▸ **SOURCE RECORDS**:
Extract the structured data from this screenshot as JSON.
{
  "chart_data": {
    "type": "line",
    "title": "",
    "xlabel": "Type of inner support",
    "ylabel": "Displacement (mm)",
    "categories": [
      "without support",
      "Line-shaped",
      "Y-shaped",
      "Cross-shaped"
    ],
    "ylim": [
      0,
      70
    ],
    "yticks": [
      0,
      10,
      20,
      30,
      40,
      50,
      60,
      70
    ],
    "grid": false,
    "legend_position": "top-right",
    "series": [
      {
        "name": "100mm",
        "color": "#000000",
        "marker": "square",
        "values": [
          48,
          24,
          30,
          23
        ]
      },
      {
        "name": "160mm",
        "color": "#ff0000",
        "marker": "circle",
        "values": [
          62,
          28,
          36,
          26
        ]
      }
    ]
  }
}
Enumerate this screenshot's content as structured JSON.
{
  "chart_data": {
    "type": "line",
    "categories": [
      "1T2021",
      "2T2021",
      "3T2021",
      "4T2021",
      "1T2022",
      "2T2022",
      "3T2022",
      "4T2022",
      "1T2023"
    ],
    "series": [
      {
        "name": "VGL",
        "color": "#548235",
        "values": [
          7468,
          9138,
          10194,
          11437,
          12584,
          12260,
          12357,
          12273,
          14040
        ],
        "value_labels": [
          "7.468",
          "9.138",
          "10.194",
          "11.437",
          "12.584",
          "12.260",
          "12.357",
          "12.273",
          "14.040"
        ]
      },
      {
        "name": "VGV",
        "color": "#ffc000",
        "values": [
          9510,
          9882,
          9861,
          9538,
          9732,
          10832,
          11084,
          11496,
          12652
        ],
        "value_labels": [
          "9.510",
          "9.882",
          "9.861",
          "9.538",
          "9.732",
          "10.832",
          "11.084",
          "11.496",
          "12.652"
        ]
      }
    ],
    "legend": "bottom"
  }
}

▸ **GOAL**: Show every line where the string "JSON" appears.

▸ **COMPLETED TASK**:
Extract the structured data from this screenshot as JSON.
Enumerate this screenshot's content as structured JSON.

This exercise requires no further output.